Exercise input:
* * * * * * *
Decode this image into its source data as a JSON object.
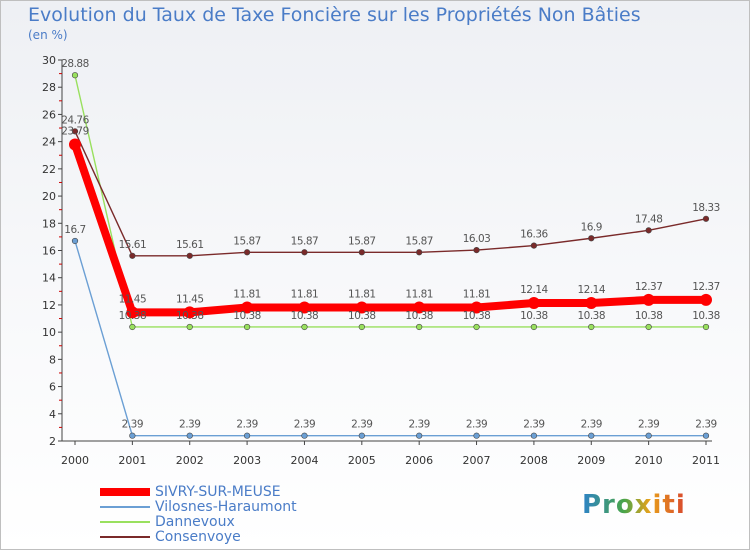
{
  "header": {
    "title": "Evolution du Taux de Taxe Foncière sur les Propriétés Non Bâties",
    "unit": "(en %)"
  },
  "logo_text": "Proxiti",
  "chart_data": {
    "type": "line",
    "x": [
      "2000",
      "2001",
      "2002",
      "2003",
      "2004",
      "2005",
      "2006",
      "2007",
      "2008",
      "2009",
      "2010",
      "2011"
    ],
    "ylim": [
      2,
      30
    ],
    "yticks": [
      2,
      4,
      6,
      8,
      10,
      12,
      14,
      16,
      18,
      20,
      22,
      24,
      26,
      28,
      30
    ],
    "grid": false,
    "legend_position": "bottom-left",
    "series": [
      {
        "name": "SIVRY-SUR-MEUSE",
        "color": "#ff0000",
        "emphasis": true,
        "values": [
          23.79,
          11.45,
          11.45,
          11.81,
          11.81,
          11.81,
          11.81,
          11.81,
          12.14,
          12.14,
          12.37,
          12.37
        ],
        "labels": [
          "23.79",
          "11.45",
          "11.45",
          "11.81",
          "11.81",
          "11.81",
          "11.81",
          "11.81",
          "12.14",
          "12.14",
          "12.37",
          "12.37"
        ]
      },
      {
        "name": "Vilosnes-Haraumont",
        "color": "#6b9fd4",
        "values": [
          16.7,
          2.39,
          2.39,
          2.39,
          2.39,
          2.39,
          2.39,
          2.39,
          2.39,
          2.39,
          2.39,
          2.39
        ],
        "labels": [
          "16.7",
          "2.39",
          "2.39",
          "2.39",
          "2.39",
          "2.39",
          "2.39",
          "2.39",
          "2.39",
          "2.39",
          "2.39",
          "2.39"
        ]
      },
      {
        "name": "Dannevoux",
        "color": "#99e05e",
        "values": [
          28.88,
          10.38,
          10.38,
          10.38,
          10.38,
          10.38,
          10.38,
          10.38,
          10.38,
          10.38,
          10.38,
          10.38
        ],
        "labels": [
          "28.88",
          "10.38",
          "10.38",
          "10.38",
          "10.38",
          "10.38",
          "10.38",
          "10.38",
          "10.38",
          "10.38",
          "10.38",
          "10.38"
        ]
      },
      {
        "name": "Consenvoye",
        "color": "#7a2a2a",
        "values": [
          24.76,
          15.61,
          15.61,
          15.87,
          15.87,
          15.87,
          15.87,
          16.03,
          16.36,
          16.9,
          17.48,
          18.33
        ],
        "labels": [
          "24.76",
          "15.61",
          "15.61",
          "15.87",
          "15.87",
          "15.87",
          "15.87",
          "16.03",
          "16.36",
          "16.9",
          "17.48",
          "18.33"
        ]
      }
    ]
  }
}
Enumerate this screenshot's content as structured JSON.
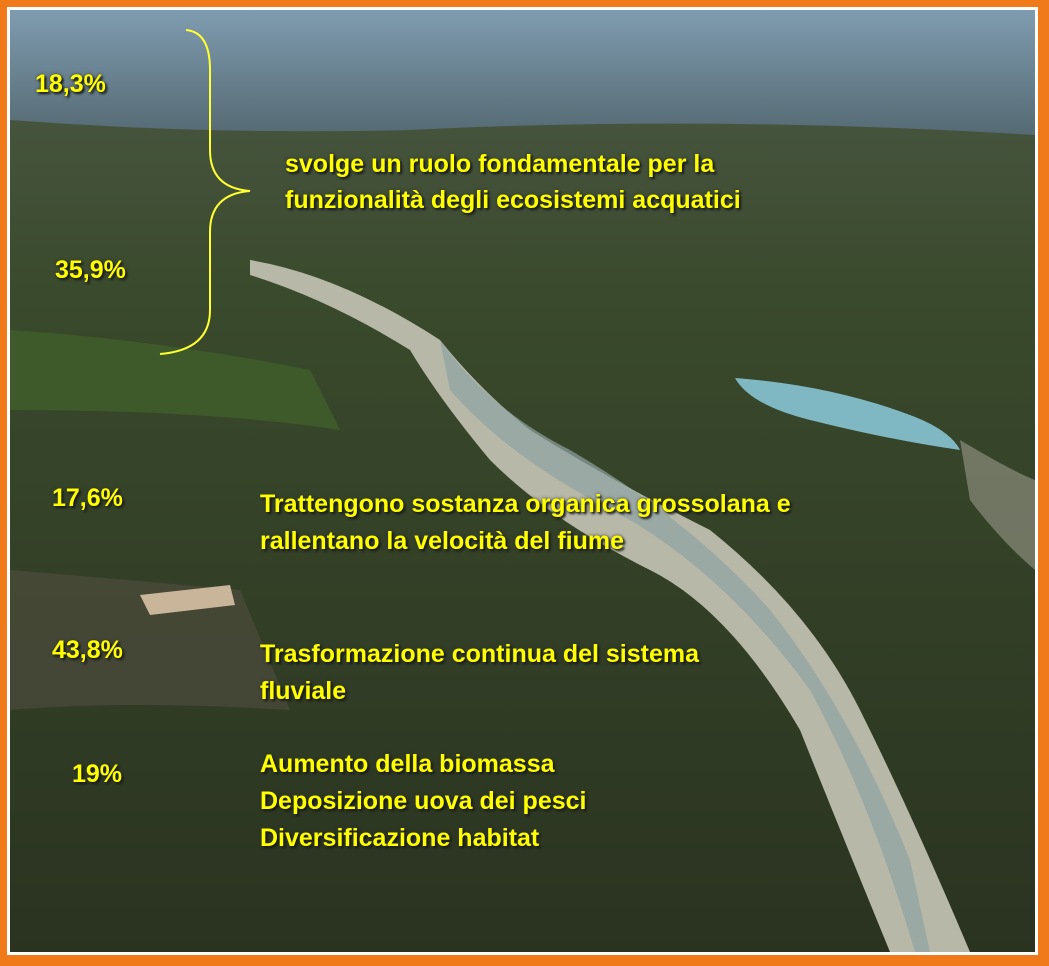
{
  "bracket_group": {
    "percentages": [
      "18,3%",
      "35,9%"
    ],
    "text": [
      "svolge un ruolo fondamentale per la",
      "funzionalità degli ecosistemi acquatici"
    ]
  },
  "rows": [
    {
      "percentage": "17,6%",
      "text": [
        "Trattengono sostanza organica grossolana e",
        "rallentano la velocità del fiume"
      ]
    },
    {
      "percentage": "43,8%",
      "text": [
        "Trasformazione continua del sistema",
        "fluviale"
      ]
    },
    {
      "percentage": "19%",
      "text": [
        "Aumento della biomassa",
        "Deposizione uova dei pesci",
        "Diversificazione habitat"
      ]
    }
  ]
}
* * * * * * *
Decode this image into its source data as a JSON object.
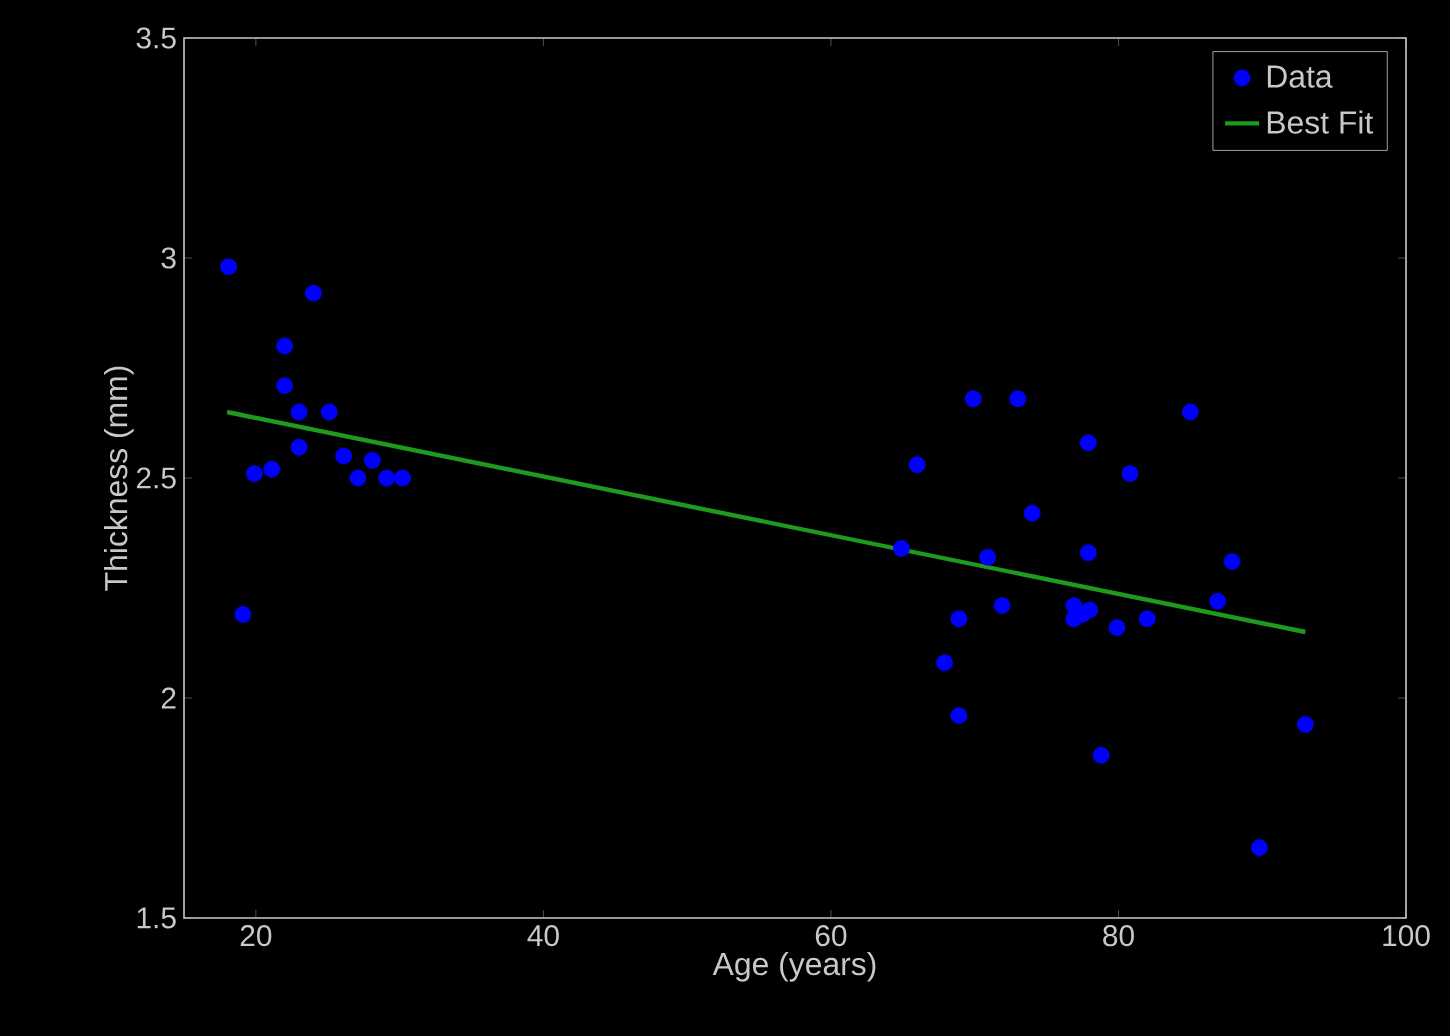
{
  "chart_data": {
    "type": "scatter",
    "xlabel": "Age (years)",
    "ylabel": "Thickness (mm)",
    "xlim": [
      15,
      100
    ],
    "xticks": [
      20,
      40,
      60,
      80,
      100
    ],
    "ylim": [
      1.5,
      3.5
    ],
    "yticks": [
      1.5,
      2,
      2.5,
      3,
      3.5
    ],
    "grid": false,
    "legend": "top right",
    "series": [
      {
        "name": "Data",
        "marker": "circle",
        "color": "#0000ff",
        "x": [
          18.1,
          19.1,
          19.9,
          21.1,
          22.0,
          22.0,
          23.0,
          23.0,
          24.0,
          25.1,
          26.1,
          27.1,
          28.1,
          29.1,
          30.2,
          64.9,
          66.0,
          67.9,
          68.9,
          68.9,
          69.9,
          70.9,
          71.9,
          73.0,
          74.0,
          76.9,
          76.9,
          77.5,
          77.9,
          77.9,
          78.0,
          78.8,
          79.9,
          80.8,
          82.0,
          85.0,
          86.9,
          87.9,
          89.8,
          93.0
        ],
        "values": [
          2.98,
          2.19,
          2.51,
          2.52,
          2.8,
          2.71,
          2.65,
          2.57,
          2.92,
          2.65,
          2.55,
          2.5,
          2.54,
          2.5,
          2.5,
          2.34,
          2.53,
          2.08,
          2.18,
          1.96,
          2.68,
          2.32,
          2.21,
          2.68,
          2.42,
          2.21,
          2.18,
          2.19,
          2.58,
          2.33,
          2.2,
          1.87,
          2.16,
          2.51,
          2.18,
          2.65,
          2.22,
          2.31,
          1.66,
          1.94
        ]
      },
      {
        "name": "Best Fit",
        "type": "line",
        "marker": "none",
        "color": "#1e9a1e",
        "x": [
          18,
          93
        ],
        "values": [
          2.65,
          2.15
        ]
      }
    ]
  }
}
* * * * * * *
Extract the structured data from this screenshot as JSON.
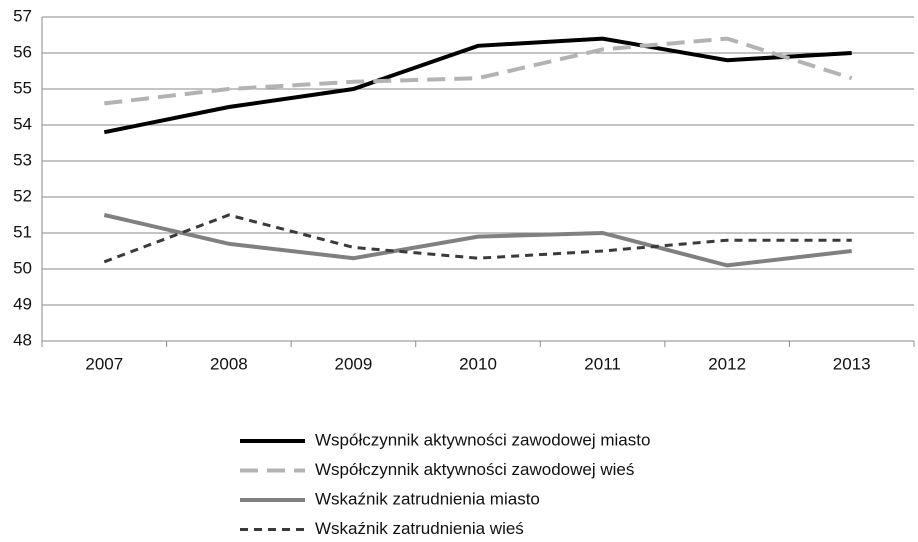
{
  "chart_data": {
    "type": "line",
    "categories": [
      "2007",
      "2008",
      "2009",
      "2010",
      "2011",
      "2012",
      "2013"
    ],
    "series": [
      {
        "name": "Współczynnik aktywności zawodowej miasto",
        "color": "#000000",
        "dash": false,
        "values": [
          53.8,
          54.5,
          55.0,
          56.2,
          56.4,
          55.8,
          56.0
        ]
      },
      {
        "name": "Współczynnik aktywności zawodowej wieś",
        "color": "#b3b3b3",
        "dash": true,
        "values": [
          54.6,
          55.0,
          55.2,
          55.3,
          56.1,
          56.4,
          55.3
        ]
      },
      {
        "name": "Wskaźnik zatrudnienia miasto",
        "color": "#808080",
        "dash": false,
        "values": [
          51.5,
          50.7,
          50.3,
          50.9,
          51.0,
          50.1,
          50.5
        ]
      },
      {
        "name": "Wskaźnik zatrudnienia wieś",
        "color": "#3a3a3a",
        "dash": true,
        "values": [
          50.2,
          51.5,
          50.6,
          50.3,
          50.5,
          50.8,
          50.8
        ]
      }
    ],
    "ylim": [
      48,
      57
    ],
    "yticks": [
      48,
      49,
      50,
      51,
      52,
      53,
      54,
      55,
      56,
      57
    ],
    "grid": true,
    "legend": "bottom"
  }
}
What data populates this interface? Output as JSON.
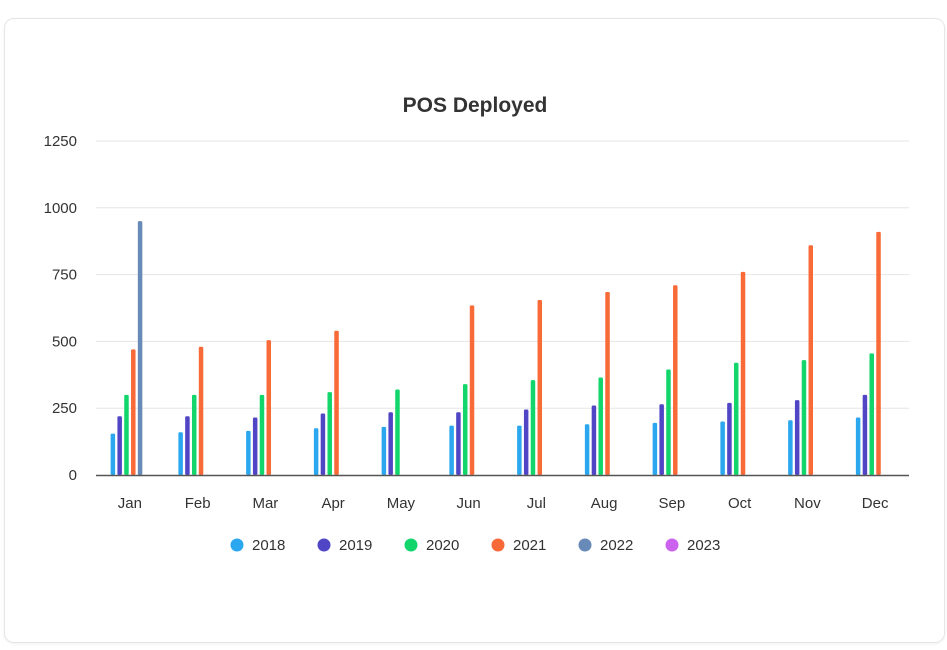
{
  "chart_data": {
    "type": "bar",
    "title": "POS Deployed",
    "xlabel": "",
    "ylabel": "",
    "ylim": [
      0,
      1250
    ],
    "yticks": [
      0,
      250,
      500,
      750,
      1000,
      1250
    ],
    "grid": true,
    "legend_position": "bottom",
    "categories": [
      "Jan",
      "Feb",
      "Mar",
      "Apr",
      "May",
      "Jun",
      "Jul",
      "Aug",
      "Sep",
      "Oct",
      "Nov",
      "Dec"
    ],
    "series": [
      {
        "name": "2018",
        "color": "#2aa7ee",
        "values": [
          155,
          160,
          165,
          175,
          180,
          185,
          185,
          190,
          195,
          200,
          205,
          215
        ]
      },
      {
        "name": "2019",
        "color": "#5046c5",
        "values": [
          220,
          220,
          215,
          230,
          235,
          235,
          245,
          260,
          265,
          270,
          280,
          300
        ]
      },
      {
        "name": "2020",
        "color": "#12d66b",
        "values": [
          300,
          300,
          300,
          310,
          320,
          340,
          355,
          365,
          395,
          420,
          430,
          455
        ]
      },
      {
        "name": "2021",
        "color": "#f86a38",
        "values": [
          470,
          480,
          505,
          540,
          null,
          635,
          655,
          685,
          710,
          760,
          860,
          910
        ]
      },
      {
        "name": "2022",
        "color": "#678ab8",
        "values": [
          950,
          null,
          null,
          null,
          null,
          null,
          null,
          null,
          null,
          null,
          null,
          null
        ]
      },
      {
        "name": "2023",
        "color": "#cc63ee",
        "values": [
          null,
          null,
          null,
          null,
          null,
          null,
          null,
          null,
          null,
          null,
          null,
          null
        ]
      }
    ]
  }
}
* * * * * * *
Your objective: Read through the entries and copy each line in which "wieś" appears.

Exercise solution:
        "name": "Współczynnik aktywności zawodowej wieś",
        "name": "Wskaźnik zatrudnienia wieś",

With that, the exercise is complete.